● **Work instructions**: The entries below are to be written out again without alteration.

● **Recorded data**:
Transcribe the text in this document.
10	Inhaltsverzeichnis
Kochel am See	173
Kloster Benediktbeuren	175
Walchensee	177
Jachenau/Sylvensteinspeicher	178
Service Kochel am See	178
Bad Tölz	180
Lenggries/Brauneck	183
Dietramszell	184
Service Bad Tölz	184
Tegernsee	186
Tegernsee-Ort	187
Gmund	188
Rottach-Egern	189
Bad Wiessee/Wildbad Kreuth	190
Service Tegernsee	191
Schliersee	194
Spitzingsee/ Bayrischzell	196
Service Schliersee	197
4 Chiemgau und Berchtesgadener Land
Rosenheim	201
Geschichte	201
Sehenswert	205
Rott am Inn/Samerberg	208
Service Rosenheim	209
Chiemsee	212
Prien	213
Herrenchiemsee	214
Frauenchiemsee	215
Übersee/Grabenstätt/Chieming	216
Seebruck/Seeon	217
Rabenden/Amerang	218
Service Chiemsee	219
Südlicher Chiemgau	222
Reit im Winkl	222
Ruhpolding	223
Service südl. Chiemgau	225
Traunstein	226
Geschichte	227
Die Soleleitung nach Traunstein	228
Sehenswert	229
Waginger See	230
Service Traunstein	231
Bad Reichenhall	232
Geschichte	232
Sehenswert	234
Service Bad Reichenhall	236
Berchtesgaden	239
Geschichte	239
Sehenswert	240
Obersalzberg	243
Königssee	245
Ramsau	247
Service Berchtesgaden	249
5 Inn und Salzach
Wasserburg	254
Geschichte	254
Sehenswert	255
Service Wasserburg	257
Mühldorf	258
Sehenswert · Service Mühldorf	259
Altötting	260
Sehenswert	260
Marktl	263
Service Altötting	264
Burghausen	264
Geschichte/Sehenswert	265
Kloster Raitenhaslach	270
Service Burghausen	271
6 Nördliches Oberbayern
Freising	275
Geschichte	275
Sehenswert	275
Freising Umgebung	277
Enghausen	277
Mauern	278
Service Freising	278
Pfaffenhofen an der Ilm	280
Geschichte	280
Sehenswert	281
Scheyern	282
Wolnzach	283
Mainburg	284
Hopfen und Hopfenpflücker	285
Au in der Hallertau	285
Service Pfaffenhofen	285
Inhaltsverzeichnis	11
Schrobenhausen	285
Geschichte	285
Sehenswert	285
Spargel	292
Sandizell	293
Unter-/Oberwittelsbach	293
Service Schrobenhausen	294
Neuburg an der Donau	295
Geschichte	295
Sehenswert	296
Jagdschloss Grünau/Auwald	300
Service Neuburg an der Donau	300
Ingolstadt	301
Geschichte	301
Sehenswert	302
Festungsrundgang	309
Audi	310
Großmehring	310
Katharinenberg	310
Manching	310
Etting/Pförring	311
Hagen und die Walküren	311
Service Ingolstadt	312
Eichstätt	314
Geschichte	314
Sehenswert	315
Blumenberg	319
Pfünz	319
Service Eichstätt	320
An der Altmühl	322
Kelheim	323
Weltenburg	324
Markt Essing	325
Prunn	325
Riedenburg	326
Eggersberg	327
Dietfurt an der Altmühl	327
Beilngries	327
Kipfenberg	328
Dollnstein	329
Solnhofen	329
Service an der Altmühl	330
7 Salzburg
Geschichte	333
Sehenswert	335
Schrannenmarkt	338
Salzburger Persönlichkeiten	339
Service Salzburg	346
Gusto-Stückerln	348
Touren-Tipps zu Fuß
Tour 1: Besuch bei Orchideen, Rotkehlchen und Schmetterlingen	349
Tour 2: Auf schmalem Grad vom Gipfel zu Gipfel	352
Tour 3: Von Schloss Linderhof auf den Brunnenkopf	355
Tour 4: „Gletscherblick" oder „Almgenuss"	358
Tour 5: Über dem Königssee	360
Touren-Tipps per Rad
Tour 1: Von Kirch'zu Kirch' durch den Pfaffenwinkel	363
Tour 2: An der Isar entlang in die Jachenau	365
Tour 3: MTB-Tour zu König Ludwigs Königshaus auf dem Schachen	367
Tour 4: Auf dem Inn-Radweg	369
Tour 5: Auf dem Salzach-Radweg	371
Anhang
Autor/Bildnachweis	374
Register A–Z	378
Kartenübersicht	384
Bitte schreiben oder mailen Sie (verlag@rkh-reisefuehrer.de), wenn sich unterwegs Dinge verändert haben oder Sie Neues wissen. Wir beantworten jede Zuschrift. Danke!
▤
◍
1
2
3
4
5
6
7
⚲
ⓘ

● **Task solution**:
Transcribe the text in this document.
10	Inhaltsverzeichnis
Kochel am See	173
Kloster Benediktbeuren	175
Walchensee	177
Jachenau/Sylvensteinspeicher	178
Service Kochel am See	178
Bad Tölz	180
Lenggries/Brauneck	183
Dietramszell	184
Service Bad Tölz	184
Tegernsee	186
Tegernsee-Ort	187
Gmund	188
Rottach-Egern	189
Bad Wiessee/Wildbad Kreuth	190
Service Tegernsee	191
Schliersee	194
Spitzingsee/ Bayrischzell	196
Service Schliersee	197
4 Chiemgau und Berchtesgadener Land
Rosenheim	201
Geschichte	201
Sehenswert	205
Rott am Inn/Samerberg	208
Service Rosenheim	209
Chiemsee	212
Prien	213
Herrenchiemsee	214
Frauenchiemsee	215
Übersee/Grabenstätt/Chieming	216
Seebruck/Seeon	217
Rabenden/Amerang	218
Service Chiemsee	219
Südlicher Chiemgau	222
Reit im Winkl	222
Ruhpolding	223
Service südl. Chiemgau	225
Traunstein	226
Geschichte	227
Die Soleleitung nach Traunstein	228
Sehenswert	229
Waginger See	230
Service Traunstein	231
Bad Reichenhall	232
Geschichte	232
Sehenswert	234
Service Bad Reichenhall	236
Berchtesgaden	239
Geschichte	239
Sehenswert	240
Obersalzberg	243
Königssee	245
Ramsau	247
Service Berchtesgaden	249
5 Inn und Salzach
Wasserburg	254
Geschichte	254
Sehenswert	255
Service Wasserburg	257
Mühldorf	258
Sehenswert · Service Mühldorf	259
Altötting	260
Sehenswert	260
Marktl	263
Service Altötting	264
Burghausen	264
Geschichte/Sehenswert	265
Kloster Raitenhaslach	270
Service Burghausen	271
6 Nördliches Oberbayern
Freising	275
Geschichte	275
Sehenswert	275
Freising Umgebung	277
Enghausen	277
Mauern	278
Service Freising	278
Pfaffenhofen an der Ilm	280
Geschichte	280
Sehenswert	281
Scheyern	282
Wolnzach	283
Mainburg	284
Hopfen und Hopfenpflücker	285
Au in der Hallertau	285
Service Pfaffenhofen	285
Inhaltsverzeichnis	11
Schrobenhausen	285
Geschichte	285
Sehenswert	285
Spargel	292
Sandizell	293
Unter-/Oberwittelsbach	293
Service Schrobenhausen	294
Neuburg an der Donau	295
Geschichte	295
Sehenswert	296
Jagdschloss Grünau/Auwald	300
Service Neuburg an der Donau	300
Ingolstadt	301
Geschichte	301
Sehenswert	302
Festungsrundgang	309
Audi	310
Großmehring	310
Katharinenberg	310
Manching	310
Etting/Pförring	311
Hagen und die Walküren	311
Service Ingolstadt	312
Eichstätt	314
Geschichte	314
Sehenswert	315
Blumenberg	319
Pfünz	319
Service Eichstätt	320
An der Altmühl	322
Kelheim	323
Weltenburg	324
Markt Essing	325
Prunn	325
Riedenburg	326
Eggersberg	327
Dietfurt an der Altmühl	327
Beilngries	327
Kipfenberg	328
Dollnstein	329
Solnhofen	329
Service an der Altmühl	330
7 Salzburg
Geschichte	333
Sehenswert	335
Schrannenmarkt	338
Salzburger Persönlichkeiten	339
Service Salzburg	346
Gusto-Stückerln	348
Touren-Tipps zu Fuß
Tour 1: Besuch bei Orchideen, Rotkehlchen und Schmetterlingen	349
Tour 2: Auf schmalem Grad vom Gipfel zu Gipfel	352
Tour 3: Von Schloss Linderhof auf den Brunnenkopf	355
Tour 4: „Gletscherblick" oder „Almgenuss"	358
Tour 5: Über dem Königssee	360
Touren-Tipps per Rad
Tour 1: Von Kirch'zu Kirch' durch den Pfaffenwinkel	363
Tour 2: An der Isar entlang in die Jachenau	365
Tour 3: MTB-Tour zu König Ludwigs Königshaus auf dem Schachen	367
Tour 4: Auf dem Inn-Radweg	369
Tour 5: Auf dem Salzach-Radweg	371
Anhang
Autor/Bildnachweis	374
Register A–Z	378
Kartenübersicht	384
Bitte schreiben oder mailen Sie (verlag@rkh-reisefuehrer.de), wenn sich unterwegs Dinge verändert haben oder Sie Neues wissen. Wir beantworten jede Zuschrift. Danke!
▤
◍
1
2
3
4
5
6
7
⚲
ⓘ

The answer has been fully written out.